Each record must be reproduced exactly as it is shown.

__Data listing__.
:::

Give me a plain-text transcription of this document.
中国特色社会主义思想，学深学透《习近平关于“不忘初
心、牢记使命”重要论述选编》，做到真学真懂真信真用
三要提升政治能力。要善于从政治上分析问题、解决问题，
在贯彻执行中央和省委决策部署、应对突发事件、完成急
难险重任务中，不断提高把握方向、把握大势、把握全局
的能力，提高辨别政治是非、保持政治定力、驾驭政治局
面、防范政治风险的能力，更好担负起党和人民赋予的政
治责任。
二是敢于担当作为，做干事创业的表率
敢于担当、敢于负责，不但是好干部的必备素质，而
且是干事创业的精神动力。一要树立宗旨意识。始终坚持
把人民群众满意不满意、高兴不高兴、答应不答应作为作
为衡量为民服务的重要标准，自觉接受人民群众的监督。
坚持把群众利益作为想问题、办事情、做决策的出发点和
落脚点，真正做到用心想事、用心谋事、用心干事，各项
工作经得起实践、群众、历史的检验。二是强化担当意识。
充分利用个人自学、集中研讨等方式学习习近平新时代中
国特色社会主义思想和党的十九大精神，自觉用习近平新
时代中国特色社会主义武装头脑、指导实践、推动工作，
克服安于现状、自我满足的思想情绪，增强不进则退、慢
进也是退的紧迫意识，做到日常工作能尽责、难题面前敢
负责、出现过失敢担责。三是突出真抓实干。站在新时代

:::

__Final result__.
Give me a plain-text transcription of this document.
中国特色社会主义思想，学深学透《习近平关于“不忘初
心、牢记使命”重要论述选编》，做到真学真懂真信真用
三要提升政治能力。要善于从政治上分析问题、解决问题，
在贯彻执行中央和省委决策部署、应对突发事件、完成急
难险重任务中，不断提高把握方向、把握大势、把握全局
的能力，提高辨别政治是非、保持政治定力、驾驭政治局
面、防范政治风险的能力，更好担负起党和人民赋予的政
治责任。
二是敢于担当作为，做干事创业的表率
敢于担当、敢于负责，不但是好干部的必备素质，而
且是干事创业的精神动力。一要树立宗旨意识。始终坚持
把人民群众满意不满意、高兴不高兴、答应不答应作为作
为衡量为民服务的重要标准，自觉接受人民群众的监督。
坚持把群众利益作为想问题、办事情、做决策的出发点和
落脚点，真正做到用心想事、用心谋事、用心干事，各项
工作经得起实践、群众、历史的检验。二是强化担当意识。
充分利用个人自学、集中研讨等方式学习习近平新时代中
国特色社会主义思想和党的十九大精神，自觉用习近平新
时代中国特色社会主义武装头脑、指导实践、推动工作，
克服安于现状、自我满足的思想情绪，增强不进则退、慢
进也是退的紧迫意识，做到日常工作能尽责、难题面前敢
负责、出现过失敢担责。三是突出真抓实干。站在新时代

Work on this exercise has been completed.